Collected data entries
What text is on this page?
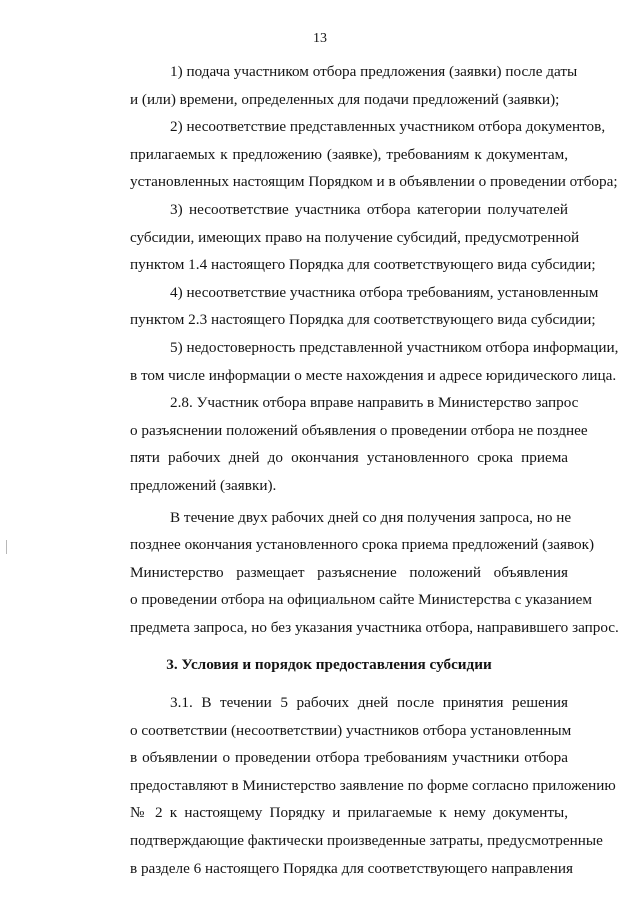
13
1) подача участником отбора предложения (заявки) после даты
и (или) времени, определенных для подачи предложений (заявки);
2) несоответствие представленных участником отбора документов,
прилагаемых к предложению (заявке), требованиям к документам,
установленных настоящим Порядком и в объявлении о проведении отбора;
3) несоответствие участника отбора категории получателей
субсидии, имеющих право на получение субсидий, предусмотренной
пунктом 1.4 настоящего Порядка для соответствующего вида субсидии;
4) несоответствие участника отбора требованиям, установленным
пунктом 2.3 настоящего Порядка для соответствующего вида субсидии;
5) недостоверность представленной участником отбора информации,
в том числе информации о месте нахождения и адресе юридического лица.
2.8. Участник отбора вправе направить в Министерство запрос
о разъяснении положений объявления о проведении отбора не позднее
пяти рабочих дней до окончания установленного срока приема
предложений (заявки).
В течение двух рабочих дней со дня получения запроса, но не
позднее окончания установленного срока приема предложений (заявок)
Министерство размещает разъяснение положений объявления
о проведении отбора на официальном сайте Министерства с указанием
предмета запроса, но без указания участника отбора, направившего запрос.
3. Условия и порядок предоставления субсидии
3.1. В течении 5 рабочих дней после принятия решения
о соответствии (несоответствии) участников отбора установленным
в объявлении о проведении отбора требованиям участники отбора
предоставляют в Министерство заявление по форме согласно приложению
№ 2 к настоящему Порядку и прилагаемые к нему документы,
подтверждающие фактически произведенные затраты, предусмотренные
в разделе 6 настоящего Порядка для соответствующего направления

Description of the task: Return all lines with the word "заявки" in them.

Exercise output:
1) подача участником отбора предложения (заявки) после даты
и (или) времени, определенных для подачи предложений (заявки);
предложений (заявки).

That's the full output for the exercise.